### EXERCISE OBJECTIVE
Repeat the records below exactly, leaving out any pictures.
==== DATA RECORDS ====
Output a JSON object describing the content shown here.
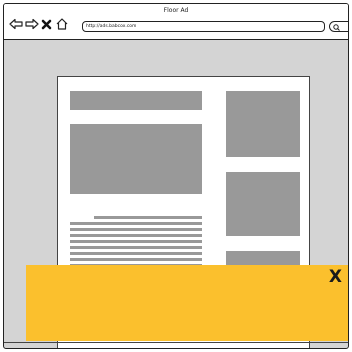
{
  "window": {
    "title": "Floor Ad"
  },
  "toolbar": {
    "url": "http://ads.babcox.com",
    "icons": [
      "back-arrow-icon",
      "forward-arrow-icon",
      "close-icon",
      "home-icon",
      "search-icon"
    ]
  },
  "floor_ad": {
    "close_label": "X",
    "color": "#fbc02d"
  },
  "colors": {
    "placeholder_block": "#999999",
    "window_background": "#d4d4d4"
  }
}
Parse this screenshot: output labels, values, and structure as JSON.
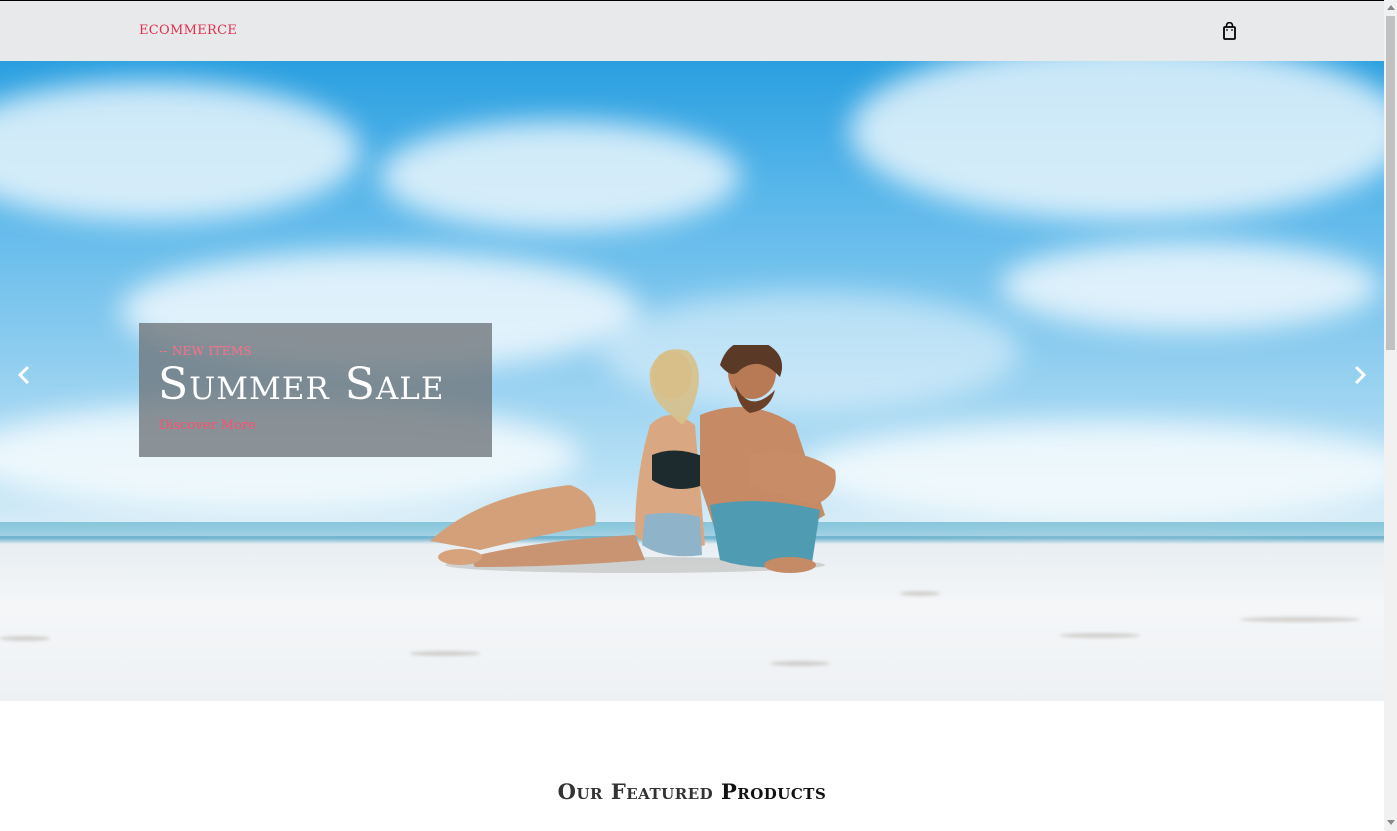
{
  "header": {
    "brand": "ECOMMERCE",
    "cart_icon": "shopping-bag-icon"
  },
  "hero": {
    "kicker": "-- NEW ITEMS",
    "title": "Summer Sale",
    "cta": "Discover More",
    "prev_icon": "chevron-left-icon",
    "next_icon": "chevron-right-icon"
  },
  "featured": {
    "heading_light": "Our Featured",
    "heading_bold": "Products"
  },
  "colors": {
    "accent": "#e0304f",
    "header_bg": "#e8e9ea",
    "caption_bg": "#6e747a"
  }
}
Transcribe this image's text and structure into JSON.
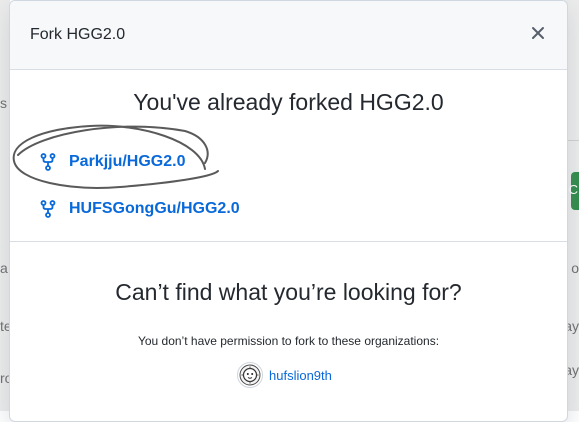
{
  "modal": {
    "title": "Fork HGG2.0",
    "close_icon": "close-icon"
  },
  "already_forked": {
    "heading": "You've already forked HGG2.0",
    "forks": [
      {
        "label": "Parkjju/HGG2.0",
        "icon": "repo-forked-icon"
      },
      {
        "label": "HUFSGongGu/HGG2.0",
        "icon": "repo-forked-icon"
      }
    ]
  },
  "cant_find": {
    "heading": "Can’t find what you’re looking for?",
    "permission_text": "You don’t have permission to fork to these organizations:",
    "organizations": [
      {
        "label": "hufslion9th",
        "icon": "org-avatar-icon"
      }
    ]
  },
  "background": {
    "left_chars": [
      "s",
      "a",
      "te",
      "ro"
    ],
    "right_chars": [
      "C",
      "o",
      "ay",
      "ay"
    ]
  },
  "colors": {
    "link": "#0969da",
    "text": "#24292f",
    "header_bg": "#f6f8fa",
    "border": "#d8dee4",
    "scribble": "#5a5a5a"
  }
}
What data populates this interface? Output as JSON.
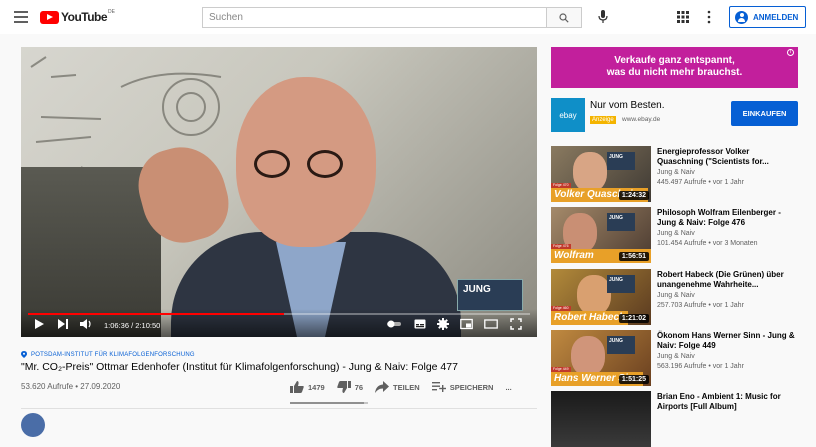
{
  "header": {
    "logo_text": "YouTube",
    "logo_country": "DE",
    "search_placeholder": "Suchen",
    "signin_label": "ANMELDEN"
  },
  "player": {
    "time_current": "1:06:36",
    "time_total": "2:10:50",
    "time_display": "1:06:36 / 2:10:50",
    "progress": 0.509,
    "overlay_logo": "JUNG"
  },
  "video": {
    "category": "POTSDAM-INSTITUT FÜR KLIMAFOLGENFORSCHUNG",
    "title": "\"Mr. CO₂-Preis\" Ottmar Edenhofer (Institut für Klimafolgenforschung) - Jung & Naiv: Folge 477",
    "meta": "53.620 Aufrufe • 27.09.2020",
    "likes": "1479",
    "dislikes": "76",
    "like_ratio": 0.951,
    "share_label": "TEILEN",
    "save_label": "SPEICHERN",
    "more_label": "..."
  },
  "ad_banner": {
    "line1": "Verkaufe ganz entspannt,",
    "line2": "was du nicht mehr brauchst.",
    "info": "i"
  },
  "ebay_ad": {
    "logo": "ebay",
    "title": "Nur vom Besten.",
    "tag": "Anzeige",
    "url": "www.ebay.de",
    "button": "EINKAUFEN"
  },
  "related": [
    {
      "title": "Energieprofessor Volker Quaschning (\"Scientists for...",
      "channel": "Jung & Naiv",
      "stats": "445.497 Aufrufe • vor 1 Jahr",
      "duration": "1:24:32",
      "nameplate": "Volker Quaschning",
      "folge": "Folge 470",
      "logo": "JUNG"
    },
    {
      "title": "Philosoph Wolfram Eilenberger - Jung & Naiv: Folge 476",
      "channel": "Jung & Naiv",
      "stats": "101.454 Aufrufe • vor 3 Monaten",
      "duration": "1:56:51",
      "nameplate": "Wolfram Eilenberger",
      "folge": "Folge 476",
      "logo": "JUNG"
    },
    {
      "title": "Robert Habeck (Die Grünen) über unangenehme Wahrheite...",
      "channel": "Jung & Naiv",
      "stats": "257.703 Aufrufe • vor 1 Jahr",
      "duration": "1:21:02",
      "nameplate": "Robert Habeck",
      "folge": "Folge 460",
      "logo": "JUNG"
    },
    {
      "title": "Ökonom Hans Werner Sinn - Jung & Naiv: Folge 449",
      "channel": "Jung & Naiv",
      "stats": "563.196 Aufrufe • vor 1 Jahr",
      "duration": "1:51:25",
      "nameplate": "Hans Werner Sinn",
      "folge": "Folge 449",
      "logo": "JUNG"
    },
    {
      "title": "Brian Eno - Ambient 1: Music for Airports [Full Album]",
      "channel": "",
      "stats": "",
      "duration": "",
      "nameplate": "",
      "folge": "",
      "logo": ""
    }
  ],
  "colors": {
    "accent": "#065fd4",
    "brand_red": "#ff0000",
    "ad_magenta": "#c21f9c",
    "nameplate_orange": "#e8a028"
  }
}
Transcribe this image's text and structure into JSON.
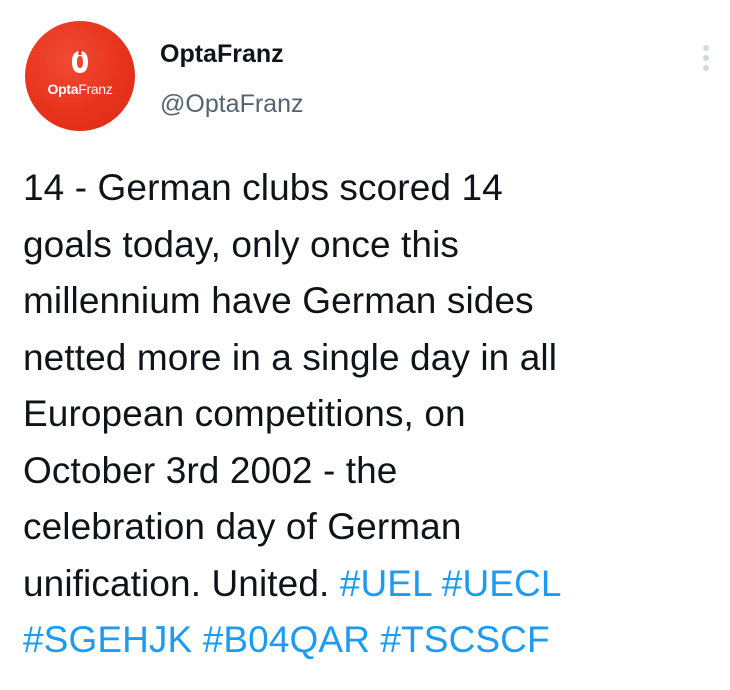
{
  "author": {
    "display_name": "OptaFranz",
    "handle": "@OptaFranz",
    "avatar": {
      "brand": "Opta",
      "sub": "Franz",
      "color": "#e8331c"
    }
  },
  "menu": {
    "icon": "more-vertical-icon"
  },
  "tweet": {
    "lines": [
      "14 - German clubs scored 14",
      "goals today, only once this",
      "millennium have German sides",
      "netted more in a single day in all",
      "European competitions, on",
      "October 3rd 2002 - the",
      "celebration day of German",
      "unification. United."
    ],
    "hashtags": [
      "#UEL",
      "#UECL",
      "#SGEHJK",
      "#B04QAR",
      "#TSCSCF"
    ],
    "hashtag_color": "#1d9bf0"
  }
}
====
### SOLUTION TO THIS TASK
Output a JSON object describing the content shown here.
{
  "window": {
    "title": "Floor Ad"
  },
  "toolbar": {
    "url": "http://ads.babcox.com",
    "icons": [
      "back-arrow-icon",
      "forward-arrow-icon",
      "close-icon",
      "home-icon",
      "search-icon"
    ]
  },
  "floor_ad": {
    "close_label": "X",
    "color": "#fbc02d"
  },
  "colors": {
    "placeholder_block": "#999999",
    "window_background": "#d4d4d4"
  }
}
Parse this screenshot: output labels, values, and structure as JSON.
{
  "header": {
    "brand": "ECOMMERCE",
    "cart_icon": "shopping-bag-icon"
  },
  "hero": {
    "kicker": "-- NEW ITEMS",
    "title": "Summer Sale",
    "cta": "Discover More",
    "prev_icon": "chevron-left-icon",
    "next_icon": "chevron-right-icon"
  },
  "featured": {
    "heading_light": "Our Featured",
    "heading_bold": "Products"
  },
  "colors": {
    "accent": "#e0304f",
    "header_bg": "#e8e9ea",
    "caption_bg": "#6e747a"
  }
}
Transcribe this image's text and structure into JSON.
{
  "modal": {
    "title": "Fork HGG2.0",
    "close_icon": "close-icon"
  },
  "already_forked": {
    "heading": "You've already forked HGG2.0",
    "forks": [
      {
        "label": "Parkjju/HGG2.0",
        "icon": "repo-forked-icon"
      },
      {
        "label": "HUFSGongGu/HGG2.0",
        "icon": "repo-forked-icon"
      }
    ]
  },
  "cant_find": {
    "heading": "Can’t find what you’re looking for?",
    "permission_text": "You don’t have permission to fork to these organizations:",
    "organizations": [
      {
        "label": "hufslion9th",
        "icon": "org-avatar-icon"
      }
    ]
  },
  "background": {
    "left_chars": [
      "s",
      "a",
      "te",
      "ro"
    ],
    "right_chars": [
      "C",
      "o",
      "ay",
      "ay"
    ]
  },
  "colors": {
    "link": "#0969da",
    "text": "#24292f",
    "header_bg": "#f6f8fa",
    "border": "#d8dee4",
    "scribble": "#5a5a5a"
  }
}
What data populates this interface? Output as JSON.
{
  "header": {
    "logo_text": "YouTube",
    "logo_country": "DE",
    "search_placeholder": "Suchen",
    "signin_label": "ANMELDEN"
  },
  "player": {
    "time_current": "1:06:36",
    "time_total": "2:10:50",
    "time_display": "1:06:36 / 2:10:50",
    "progress": 0.509,
    "overlay_logo": "JUNG"
  },
  "video": {
    "category": "POTSDAM-INSTITUT FÜR KLIMAFOLGENFORSCHUNG",
    "title": "\"Mr. CO₂-Preis\" Ottmar Edenhofer (Institut für Klimafolgenforschung) - Jung & Naiv: Folge 477",
    "meta": "53.620 Aufrufe • 27.09.2020",
    "likes": "1479",
    "dislikes": "76",
    "like_ratio": 0.951,
    "share_label": "TEILEN",
    "save_label": "SPEICHERN",
    "more_label": "..."
  },
  "ad_banner": {
    "line1": "Verkaufe ganz entspannt,",
    "line2": "was du nicht mehr brauchst.",
    "info": "i"
  },
  "ebay_ad": {
    "logo": "ebay",
    "title": "Nur vom Besten.",
    "tag": "Anzeige",
    "url": "www.ebay.de",
    "button": "EINKAUFEN"
  },
  "related": [
    {
      "title": "Energieprofessor Volker Quaschning (\"Scientists for...",
      "channel": "Jung & Naiv",
      "stats": "445.497 Aufrufe • vor 1 Jahr",
      "duration": "1:24:32",
      "nameplate": "Volker Quaschning",
      "folge": "Folge 470",
      "logo": "JUNG"
    },
    {
      "title": "Philosoph Wolfram Eilenberger - Jung & Naiv: Folge 476",
      "channel": "Jung & Naiv",
      "stats": "101.454 Aufrufe • vor 3 Monaten",
      "duration": "1:56:51",
      "nameplate": "Wolfram Eilenberger",
      "folge": "Folge 476",
      "logo": "JUNG"
    },
    {
      "title": "Robert Habeck (Die Grünen) über unangenehme Wahrheite...",
      "channel": "Jung & Naiv",
      "stats": "257.703 Aufrufe • vor 1 Jahr",
      "duration": "1:21:02",
      "nameplate": "Robert Habeck",
      "folge": "Folge 460",
      "logo": "JUNG"
    },
    {
      "title": "Ökonom Hans Werner Sinn - Jung & Naiv: Folge 449",
      "channel": "Jung & Naiv",
      "stats": "563.196 Aufrufe • vor 1 Jahr",
      "duration": "1:51:25",
      "nameplate": "Hans Werner Sinn",
      "folge": "Folge 449",
      "logo": "JUNG"
    },
    {
      "title": "Brian Eno - Ambient 1: Music for Airports [Full Album]",
      "channel": "",
      "stats": "",
      "duration": "",
      "nameplate": "",
      "folge": "",
      "logo": ""
    }
  ],
  "colors": {
    "accent": "#065fd4",
    "brand_red": "#ff0000",
    "ad_magenta": "#c21f9c",
    "nameplate_orange": "#e8a028"
  }
}
Transcribe this image's text and structure into JSON.
{
  "author": {
    "display_name": "OptaFranz",
    "handle": "@OptaFranz",
    "avatar": {
      "brand": "Opta",
      "sub": "Franz",
      "color": "#e8331c"
    }
  },
  "menu": {
    "icon": "more-vertical-icon"
  },
  "tweet": {
    "lines": [
      "14 - German clubs scored 14",
      "goals today, only once this",
      "millennium have German sides",
      "netted more in a single day in all",
      "European competitions, on",
      "October 3rd 2002 - the",
      "celebration day of German",
      "unification. United."
    ],
    "hashtags": [
      "#UEL",
      "#UECL",
      "#SGEHJK",
      "#B04QAR",
      "#TSCSCF"
    ],
    "hashtag_color": "#1d9bf0"
  }
}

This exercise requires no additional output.